>> Begin Data lines
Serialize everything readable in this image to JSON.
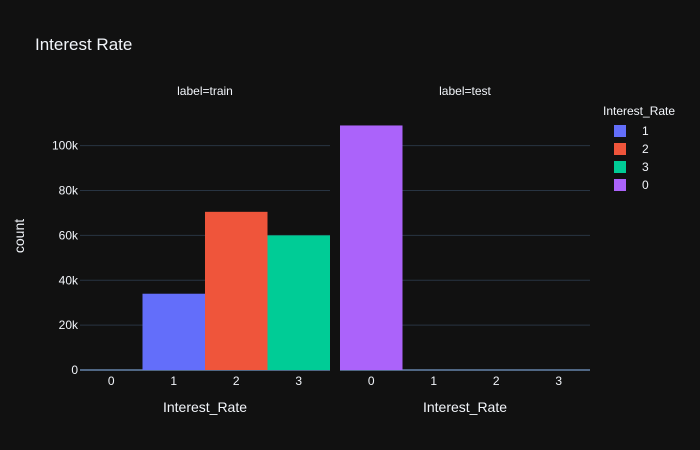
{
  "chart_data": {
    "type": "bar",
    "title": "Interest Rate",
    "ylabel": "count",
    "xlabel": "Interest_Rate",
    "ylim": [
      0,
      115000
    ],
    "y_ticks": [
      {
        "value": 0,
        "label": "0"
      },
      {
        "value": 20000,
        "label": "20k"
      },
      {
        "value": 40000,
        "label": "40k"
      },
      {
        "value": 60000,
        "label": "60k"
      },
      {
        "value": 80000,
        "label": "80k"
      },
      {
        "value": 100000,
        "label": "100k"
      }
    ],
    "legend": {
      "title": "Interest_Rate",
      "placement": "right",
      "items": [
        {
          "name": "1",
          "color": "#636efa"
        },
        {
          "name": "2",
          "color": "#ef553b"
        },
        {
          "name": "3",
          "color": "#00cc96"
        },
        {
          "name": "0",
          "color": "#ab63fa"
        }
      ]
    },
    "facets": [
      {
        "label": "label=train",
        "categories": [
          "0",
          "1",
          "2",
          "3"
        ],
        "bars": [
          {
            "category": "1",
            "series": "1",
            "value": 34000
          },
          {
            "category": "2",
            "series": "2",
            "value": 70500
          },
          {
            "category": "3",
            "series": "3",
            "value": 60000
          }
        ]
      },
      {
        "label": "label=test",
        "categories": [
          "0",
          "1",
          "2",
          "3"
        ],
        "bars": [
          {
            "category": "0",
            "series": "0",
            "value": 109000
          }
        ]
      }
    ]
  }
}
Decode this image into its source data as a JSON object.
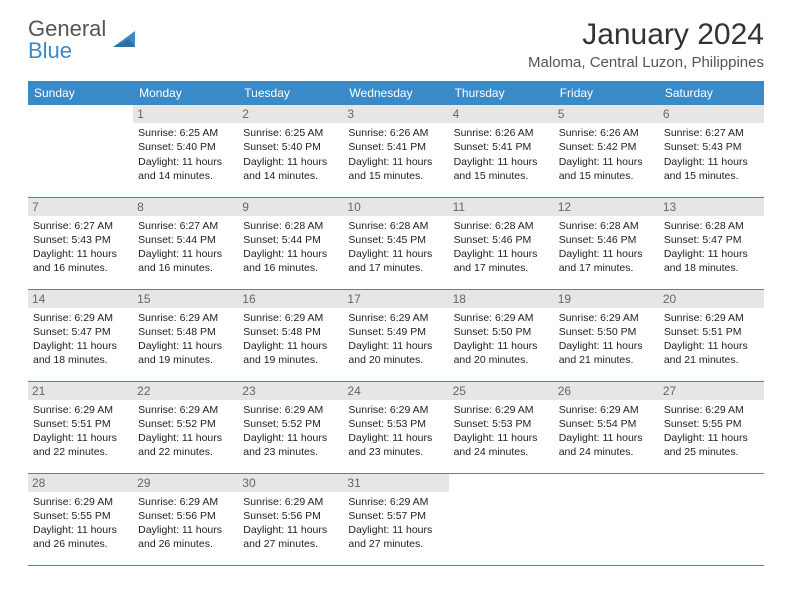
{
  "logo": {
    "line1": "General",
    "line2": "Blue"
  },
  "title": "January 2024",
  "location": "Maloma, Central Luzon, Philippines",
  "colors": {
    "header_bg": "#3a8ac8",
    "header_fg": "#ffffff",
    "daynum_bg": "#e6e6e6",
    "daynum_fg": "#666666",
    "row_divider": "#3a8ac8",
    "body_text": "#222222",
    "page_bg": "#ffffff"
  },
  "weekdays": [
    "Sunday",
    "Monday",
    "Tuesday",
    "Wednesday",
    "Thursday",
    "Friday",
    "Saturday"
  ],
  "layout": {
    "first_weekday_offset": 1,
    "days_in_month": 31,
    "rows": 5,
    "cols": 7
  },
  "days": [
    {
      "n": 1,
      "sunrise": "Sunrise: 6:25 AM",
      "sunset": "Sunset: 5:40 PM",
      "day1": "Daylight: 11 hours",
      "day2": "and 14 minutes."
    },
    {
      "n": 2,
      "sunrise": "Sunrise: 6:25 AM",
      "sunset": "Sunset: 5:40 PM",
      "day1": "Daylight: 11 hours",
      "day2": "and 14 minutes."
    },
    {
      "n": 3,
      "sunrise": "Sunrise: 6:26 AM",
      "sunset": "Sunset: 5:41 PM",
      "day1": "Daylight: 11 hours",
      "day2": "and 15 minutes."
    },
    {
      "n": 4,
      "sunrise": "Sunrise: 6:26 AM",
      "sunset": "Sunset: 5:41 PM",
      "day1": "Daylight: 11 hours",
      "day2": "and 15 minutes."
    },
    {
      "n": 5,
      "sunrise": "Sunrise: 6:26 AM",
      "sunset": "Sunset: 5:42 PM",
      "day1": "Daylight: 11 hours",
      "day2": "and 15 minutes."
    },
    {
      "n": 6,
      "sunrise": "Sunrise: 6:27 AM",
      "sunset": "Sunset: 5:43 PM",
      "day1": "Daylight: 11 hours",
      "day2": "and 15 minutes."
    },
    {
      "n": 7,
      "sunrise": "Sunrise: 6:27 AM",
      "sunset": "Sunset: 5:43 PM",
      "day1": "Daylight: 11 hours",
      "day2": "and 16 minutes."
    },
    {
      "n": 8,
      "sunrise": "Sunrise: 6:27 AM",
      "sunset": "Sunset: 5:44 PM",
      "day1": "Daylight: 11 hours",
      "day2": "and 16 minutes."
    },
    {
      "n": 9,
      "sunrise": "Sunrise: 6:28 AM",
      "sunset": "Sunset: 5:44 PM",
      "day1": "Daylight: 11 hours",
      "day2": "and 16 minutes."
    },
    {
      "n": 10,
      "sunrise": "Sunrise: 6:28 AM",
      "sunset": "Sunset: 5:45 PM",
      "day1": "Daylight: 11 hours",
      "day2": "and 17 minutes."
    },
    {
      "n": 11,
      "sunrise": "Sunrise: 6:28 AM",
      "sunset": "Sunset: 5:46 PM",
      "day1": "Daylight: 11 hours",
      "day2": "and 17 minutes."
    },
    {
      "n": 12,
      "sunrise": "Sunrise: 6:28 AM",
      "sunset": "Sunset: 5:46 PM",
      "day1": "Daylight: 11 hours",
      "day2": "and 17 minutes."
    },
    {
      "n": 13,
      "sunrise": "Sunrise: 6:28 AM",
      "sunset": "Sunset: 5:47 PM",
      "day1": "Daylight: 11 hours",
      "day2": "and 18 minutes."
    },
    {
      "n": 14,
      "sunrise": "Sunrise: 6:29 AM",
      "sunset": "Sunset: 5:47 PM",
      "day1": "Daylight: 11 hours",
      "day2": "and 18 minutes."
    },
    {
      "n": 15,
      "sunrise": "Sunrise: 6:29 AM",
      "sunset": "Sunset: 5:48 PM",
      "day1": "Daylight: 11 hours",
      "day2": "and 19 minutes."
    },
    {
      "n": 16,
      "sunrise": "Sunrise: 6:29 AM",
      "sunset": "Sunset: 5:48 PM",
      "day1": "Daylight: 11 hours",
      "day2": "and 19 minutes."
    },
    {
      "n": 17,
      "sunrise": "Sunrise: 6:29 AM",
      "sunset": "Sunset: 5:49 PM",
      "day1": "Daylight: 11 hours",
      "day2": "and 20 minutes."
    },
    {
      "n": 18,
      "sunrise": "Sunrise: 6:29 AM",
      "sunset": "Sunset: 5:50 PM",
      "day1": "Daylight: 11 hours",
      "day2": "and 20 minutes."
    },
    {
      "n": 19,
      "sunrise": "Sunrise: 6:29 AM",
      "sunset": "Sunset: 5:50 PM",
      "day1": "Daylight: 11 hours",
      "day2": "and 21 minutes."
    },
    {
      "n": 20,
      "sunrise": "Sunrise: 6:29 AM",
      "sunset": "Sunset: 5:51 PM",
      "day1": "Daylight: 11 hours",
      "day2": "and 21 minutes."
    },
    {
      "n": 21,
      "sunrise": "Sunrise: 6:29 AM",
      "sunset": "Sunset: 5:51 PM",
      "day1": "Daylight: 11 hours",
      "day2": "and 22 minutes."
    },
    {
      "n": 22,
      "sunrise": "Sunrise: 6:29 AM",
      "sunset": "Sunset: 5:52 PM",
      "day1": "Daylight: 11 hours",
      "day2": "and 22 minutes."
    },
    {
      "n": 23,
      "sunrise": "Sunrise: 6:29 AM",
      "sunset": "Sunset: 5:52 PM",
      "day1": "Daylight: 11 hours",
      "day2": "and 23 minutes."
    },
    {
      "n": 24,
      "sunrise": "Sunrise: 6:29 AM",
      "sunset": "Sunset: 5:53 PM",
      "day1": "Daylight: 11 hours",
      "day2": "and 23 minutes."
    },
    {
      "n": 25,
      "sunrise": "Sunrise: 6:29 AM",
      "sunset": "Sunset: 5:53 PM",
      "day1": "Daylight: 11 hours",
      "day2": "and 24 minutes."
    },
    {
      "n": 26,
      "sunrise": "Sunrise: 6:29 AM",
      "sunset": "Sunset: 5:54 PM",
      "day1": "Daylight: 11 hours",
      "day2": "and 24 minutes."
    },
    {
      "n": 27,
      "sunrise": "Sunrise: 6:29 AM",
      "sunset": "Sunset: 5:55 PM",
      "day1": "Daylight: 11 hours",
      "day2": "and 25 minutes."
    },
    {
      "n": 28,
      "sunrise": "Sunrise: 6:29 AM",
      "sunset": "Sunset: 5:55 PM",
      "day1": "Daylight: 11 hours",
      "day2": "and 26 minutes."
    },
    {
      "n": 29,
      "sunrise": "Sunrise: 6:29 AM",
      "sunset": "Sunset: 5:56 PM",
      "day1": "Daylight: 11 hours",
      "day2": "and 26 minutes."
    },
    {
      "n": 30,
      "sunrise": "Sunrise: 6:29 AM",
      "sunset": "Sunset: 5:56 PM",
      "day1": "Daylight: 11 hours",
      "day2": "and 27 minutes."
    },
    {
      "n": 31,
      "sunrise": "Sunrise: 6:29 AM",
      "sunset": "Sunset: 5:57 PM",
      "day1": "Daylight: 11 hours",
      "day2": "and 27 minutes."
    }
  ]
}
>> End Data lines
▶ **Directions**
Find the string "title" in the listing and return every line that holds it.

▶ **Written solution**
    "title": "Interest Rate",
      "title": "Interest_Rate",
  "title": "January 2024",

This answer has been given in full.